*** Recorded information ***
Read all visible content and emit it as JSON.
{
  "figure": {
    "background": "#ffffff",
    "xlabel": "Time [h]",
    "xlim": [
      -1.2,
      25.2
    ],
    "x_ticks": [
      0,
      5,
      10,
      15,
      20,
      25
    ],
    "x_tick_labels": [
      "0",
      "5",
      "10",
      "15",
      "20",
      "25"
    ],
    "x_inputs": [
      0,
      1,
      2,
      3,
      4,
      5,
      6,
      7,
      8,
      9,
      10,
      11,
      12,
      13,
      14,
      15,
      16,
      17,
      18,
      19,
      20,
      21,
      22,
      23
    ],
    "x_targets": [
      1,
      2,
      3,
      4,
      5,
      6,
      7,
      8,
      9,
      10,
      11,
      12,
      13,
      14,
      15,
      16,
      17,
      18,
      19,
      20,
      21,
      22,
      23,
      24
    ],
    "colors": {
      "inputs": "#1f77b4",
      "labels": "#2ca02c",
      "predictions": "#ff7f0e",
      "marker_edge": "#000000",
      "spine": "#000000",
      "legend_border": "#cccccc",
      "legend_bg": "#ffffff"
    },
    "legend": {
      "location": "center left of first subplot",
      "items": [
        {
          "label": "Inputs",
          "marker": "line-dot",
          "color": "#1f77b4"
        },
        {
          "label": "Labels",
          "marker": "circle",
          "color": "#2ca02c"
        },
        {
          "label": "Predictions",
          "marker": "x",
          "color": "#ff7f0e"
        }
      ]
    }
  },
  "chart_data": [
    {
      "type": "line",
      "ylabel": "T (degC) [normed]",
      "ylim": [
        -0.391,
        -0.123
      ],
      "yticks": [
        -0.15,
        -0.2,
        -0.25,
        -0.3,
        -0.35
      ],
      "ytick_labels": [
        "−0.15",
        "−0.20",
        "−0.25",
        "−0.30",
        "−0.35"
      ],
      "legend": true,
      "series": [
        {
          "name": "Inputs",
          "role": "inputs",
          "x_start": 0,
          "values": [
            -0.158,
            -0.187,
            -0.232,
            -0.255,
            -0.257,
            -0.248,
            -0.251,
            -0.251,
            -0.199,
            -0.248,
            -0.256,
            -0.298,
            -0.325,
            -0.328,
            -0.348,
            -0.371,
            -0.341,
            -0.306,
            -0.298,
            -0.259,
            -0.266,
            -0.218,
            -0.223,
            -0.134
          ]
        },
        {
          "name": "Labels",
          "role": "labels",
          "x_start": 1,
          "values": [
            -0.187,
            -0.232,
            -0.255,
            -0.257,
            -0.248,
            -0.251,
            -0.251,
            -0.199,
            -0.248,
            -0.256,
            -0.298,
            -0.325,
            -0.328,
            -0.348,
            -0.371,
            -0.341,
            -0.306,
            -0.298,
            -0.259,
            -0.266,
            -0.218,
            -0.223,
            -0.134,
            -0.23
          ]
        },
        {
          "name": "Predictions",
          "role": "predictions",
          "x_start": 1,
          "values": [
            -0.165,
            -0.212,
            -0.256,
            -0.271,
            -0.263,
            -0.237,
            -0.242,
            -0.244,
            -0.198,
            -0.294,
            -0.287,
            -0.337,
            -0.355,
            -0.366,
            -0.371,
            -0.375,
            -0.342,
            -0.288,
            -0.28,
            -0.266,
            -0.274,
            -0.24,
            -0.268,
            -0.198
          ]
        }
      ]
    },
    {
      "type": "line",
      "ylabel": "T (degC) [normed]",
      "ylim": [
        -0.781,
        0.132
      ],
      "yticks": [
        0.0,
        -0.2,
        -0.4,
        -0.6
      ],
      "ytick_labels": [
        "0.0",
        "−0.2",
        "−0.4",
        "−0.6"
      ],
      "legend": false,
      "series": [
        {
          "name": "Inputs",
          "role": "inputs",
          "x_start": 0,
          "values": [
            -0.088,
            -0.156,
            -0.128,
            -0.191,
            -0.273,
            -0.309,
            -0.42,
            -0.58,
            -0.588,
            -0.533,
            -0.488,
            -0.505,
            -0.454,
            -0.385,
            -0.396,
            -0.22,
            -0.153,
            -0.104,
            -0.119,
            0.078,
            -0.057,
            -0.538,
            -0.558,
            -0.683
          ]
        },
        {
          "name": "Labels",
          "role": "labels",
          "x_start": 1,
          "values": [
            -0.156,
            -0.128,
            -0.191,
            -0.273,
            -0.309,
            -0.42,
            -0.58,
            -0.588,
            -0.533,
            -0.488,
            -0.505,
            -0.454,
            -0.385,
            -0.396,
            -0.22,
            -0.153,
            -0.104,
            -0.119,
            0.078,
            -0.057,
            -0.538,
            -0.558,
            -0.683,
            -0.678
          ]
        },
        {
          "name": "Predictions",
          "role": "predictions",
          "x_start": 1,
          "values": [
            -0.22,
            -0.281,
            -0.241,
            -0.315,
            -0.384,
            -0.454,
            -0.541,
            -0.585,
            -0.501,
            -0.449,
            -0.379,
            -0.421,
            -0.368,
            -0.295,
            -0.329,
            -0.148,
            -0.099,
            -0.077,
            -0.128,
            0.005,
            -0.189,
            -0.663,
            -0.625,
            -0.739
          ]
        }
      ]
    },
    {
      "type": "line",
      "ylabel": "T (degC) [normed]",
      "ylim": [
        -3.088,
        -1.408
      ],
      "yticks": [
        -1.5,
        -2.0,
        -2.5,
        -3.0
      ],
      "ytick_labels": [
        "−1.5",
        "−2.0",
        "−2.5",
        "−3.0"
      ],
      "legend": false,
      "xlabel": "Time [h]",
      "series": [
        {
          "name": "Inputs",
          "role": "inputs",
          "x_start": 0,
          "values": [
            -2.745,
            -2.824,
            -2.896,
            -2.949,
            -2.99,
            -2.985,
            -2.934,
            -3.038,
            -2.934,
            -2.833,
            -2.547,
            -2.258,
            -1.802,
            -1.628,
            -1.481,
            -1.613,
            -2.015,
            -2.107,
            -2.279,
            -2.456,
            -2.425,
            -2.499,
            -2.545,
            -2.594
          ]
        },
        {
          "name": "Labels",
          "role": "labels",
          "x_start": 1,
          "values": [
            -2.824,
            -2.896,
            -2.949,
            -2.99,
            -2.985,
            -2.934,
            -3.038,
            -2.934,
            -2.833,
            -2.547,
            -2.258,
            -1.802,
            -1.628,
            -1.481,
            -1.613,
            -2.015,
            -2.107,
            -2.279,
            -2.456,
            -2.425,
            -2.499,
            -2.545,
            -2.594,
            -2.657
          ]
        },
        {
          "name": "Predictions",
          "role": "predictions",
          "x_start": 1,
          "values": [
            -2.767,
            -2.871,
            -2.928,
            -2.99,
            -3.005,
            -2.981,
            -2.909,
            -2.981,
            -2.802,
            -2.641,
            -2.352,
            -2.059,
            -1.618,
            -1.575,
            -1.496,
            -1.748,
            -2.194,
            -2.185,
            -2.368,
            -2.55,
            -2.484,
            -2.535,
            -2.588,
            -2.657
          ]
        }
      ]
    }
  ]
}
***
Goal: Give all the records again. Match them exactly.

Written response:
Read all visible content and emit it as JSON.
{
  "figure": {
    "background": "#ffffff",
    "xlabel": "Time [h]",
    "xlim": [
      -1.2,
      25.2
    ],
    "x_ticks": [
      0,
      5,
      10,
      15,
      20,
      25
    ],
    "x_tick_labels": [
      "0",
      "5",
      "10",
      "15",
      "20",
      "25"
    ],
    "x_inputs": [
      0,
      1,
      2,
      3,
      4,
      5,
      6,
      7,
      8,
      9,
      10,
      11,
      12,
      13,
      14,
      15,
      16,
      17,
      18,
      19,
      20,
      21,
      22,
      23
    ],
    "x_targets": [
      1,
      2,
      3,
      4,
      5,
      6,
      7,
      8,
      9,
      10,
      11,
      12,
      13,
      14,
      15,
      16,
      17,
      18,
      19,
      20,
      21,
      22,
      23,
      24
    ],
    "colors": {
      "inputs": "#1f77b4",
      "labels": "#2ca02c",
      "predictions": "#ff7f0e",
      "marker_edge": "#000000",
      "spine": "#000000",
      "legend_border": "#cccccc",
      "legend_bg": "#ffffff"
    },
    "legend": {
      "location": "center left of first subplot",
      "items": [
        {
          "label": "Inputs",
          "marker": "line-dot",
          "color": "#1f77b4"
        },
        {
          "label": "Labels",
          "marker": "circle",
          "color": "#2ca02c"
        },
        {
          "label": "Predictions",
          "marker": "x",
          "color": "#ff7f0e"
        }
      ]
    }
  },
  "chart_data": [
    {
      "type": "line",
      "ylabel": "T (degC) [normed]",
      "ylim": [
        -0.391,
        -0.123
      ],
      "yticks": [
        -0.15,
        -0.2,
        -0.25,
        -0.3,
        -0.35
      ],
      "ytick_labels": [
        "−0.15",
        "−0.20",
        "−0.25",
        "−0.30",
        "−0.35"
      ],
      "legend": true,
      "series": [
        {
          "name": "Inputs",
          "role": "inputs",
          "x_start": 0,
          "values": [
            -0.158,
            -0.187,
            -0.232,
            -0.255,
            -0.257,
            -0.248,
            -0.251,
            -0.251,
            -0.199,
            -0.248,
            -0.256,
            -0.298,
            -0.325,
            -0.328,
            -0.348,
            -0.371,
            -0.341,
            -0.306,
            -0.298,
            -0.259,
            -0.266,
            -0.218,
            -0.223,
            -0.134
          ]
        },
        {
          "name": "Labels",
          "role": "labels",
          "x_start": 1,
          "values": [
            -0.187,
            -0.232,
            -0.255,
            -0.257,
            -0.248,
            -0.251,
            -0.251,
            -0.199,
            -0.248,
            -0.256,
            -0.298,
            -0.325,
            -0.328,
            -0.348,
            -0.371,
            -0.341,
            -0.306,
            -0.298,
            -0.259,
            -0.266,
            -0.218,
            -0.223,
            -0.134,
            -0.23
          ]
        },
        {
          "name": "Predictions",
          "role": "predictions",
          "x_start": 1,
          "values": [
            -0.165,
            -0.212,
            -0.256,
            -0.271,
            -0.263,
            -0.237,
            -0.242,
            -0.244,
            -0.198,
            -0.294,
            -0.287,
            -0.337,
            -0.355,
            -0.366,
            -0.371,
            -0.375,
            -0.342,
            -0.288,
            -0.28,
            -0.266,
            -0.274,
            -0.24,
            -0.268,
            -0.198
          ]
        }
      ]
    },
    {
      "type": "line",
      "ylabel": "T (degC) [normed]",
      "ylim": [
        -0.781,
        0.132
      ],
      "yticks": [
        0.0,
        -0.2,
        -0.4,
        -0.6
      ],
      "ytick_labels": [
        "0.0",
        "−0.2",
        "−0.4",
        "−0.6"
      ],
      "legend": false,
      "series": [
        {
          "name": "Inputs",
          "role": "inputs",
          "x_start": 0,
          "values": [
            -0.088,
            -0.156,
            -0.128,
            -0.191,
            -0.273,
            -0.309,
            -0.42,
            -0.58,
            -0.588,
            -0.533,
            -0.488,
            -0.505,
            -0.454,
            -0.385,
            -0.396,
            -0.22,
            -0.153,
            -0.104,
            -0.119,
            0.078,
            -0.057,
            -0.538,
            -0.558,
            -0.683
          ]
        },
        {
          "name": "Labels",
          "role": "labels",
          "x_start": 1,
          "values": [
            -0.156,
            -0.128,
            -0.191,
            -0.273,
            -0.309,
            -0.42,
            -0.58,
            -0.588,
            -0.533,
            -0.488,
            -0.505,
            -0.454,
            -0.385,
            -0.396,
            -0.22,
            -0.153,
            -0.104,
            -0.119,
            0.078,
            -0.057,
            -0.538,
            -0.558,
            -0.683,
            -0.678
          ]
        },
        {
          "name": "Predictions",
          "role": "predictions",
          "x_start": 1,
          "values": [
            -0.22,
            -0.281,
            -0.241,
            -0.315,
            -0.384,
            -0.454,
            -0.541,
            -0.585,
            -0.501,
            -0.449,
            -0.379,
            -0.421,
            -0.368,
            -0.295,
            -0.329,
            -0.148,
            -0.099,
            -0.077,
            -0.128,
            0.005,
            -0.189,
            -0.663,
            -0.625,
            -0.739
          ]
        }
      ]
    },
    {
      "type": "line",
      "ylabel": "T (degC) [normed]",
      "ylim": [
        -3.088,
        -1.408
      ],
      "yticks": [
        -1.5,
        -2.0,
        -2.5,
        -3.0
      ],
      "ytick_labels": [
        "−1.5",
        "−2.0",
        "−2.5",
        "−3.0"
      ],
      "legend": false,
      "xlabel": "Time [h]",
      "series": [
        {
          "name": "Inputs",
          "role": "inputs",
          "x_start": 0,
          "values": [
            -2.745,
            -2.824,
            -2.896,
            -2.949,
            -2.99,
            -2.985,
            -2.934,
            -3.038,
            -2.934,
            -2.833,
            -2.547,
            -2.258,
            -1.802,
            -1.628,
            -1.481,
            -1.613,
            -2.015,
            -2.107,
            -2.279,
            -2.456,
            -2.425,
            -2.499,
            -2.545,
            -2.594
          ]
        },
        {
          "name": "Labels",
          "role": "labels",
          "x_start": 1,
          "values": [
            -2.824,
            -2.896,
            -2.949,
            -2.99,
            -2.985,
            -2.934,
            -3.038,
            -2.934,
            -2.833,
            -2.547,
            -2.258,
            -1.802,
            -1.628,
            -1.481,
            -1.613,
            -2.015,
            -2.107,
            -2.279,
            -2.456,
            -2.425,
            -2.499,
            -2.545,
            -2.594,
            -2.657
          ]
        },
        {
          "name": "Predictions",
          "role": "predictions",
          "x_start": 1,
          "values": [
            -2.767,
            -2.871,
            -2.928,
            -2.99,
            -3.005,
            -2.981,
            -2.909,
            -2.981,
            -2.802,
            -2.641,
            -2.352,
            -2.059,
            -1.618,
            -1.575,
            -1.496,
            -1.748,
            -2.194,
            -2.185,
            -2.368,
            -2.55,
            -2.484,
            -2.535,
            -2.588,
            -2.657
          ]
        }
      ]
    }
  ]
}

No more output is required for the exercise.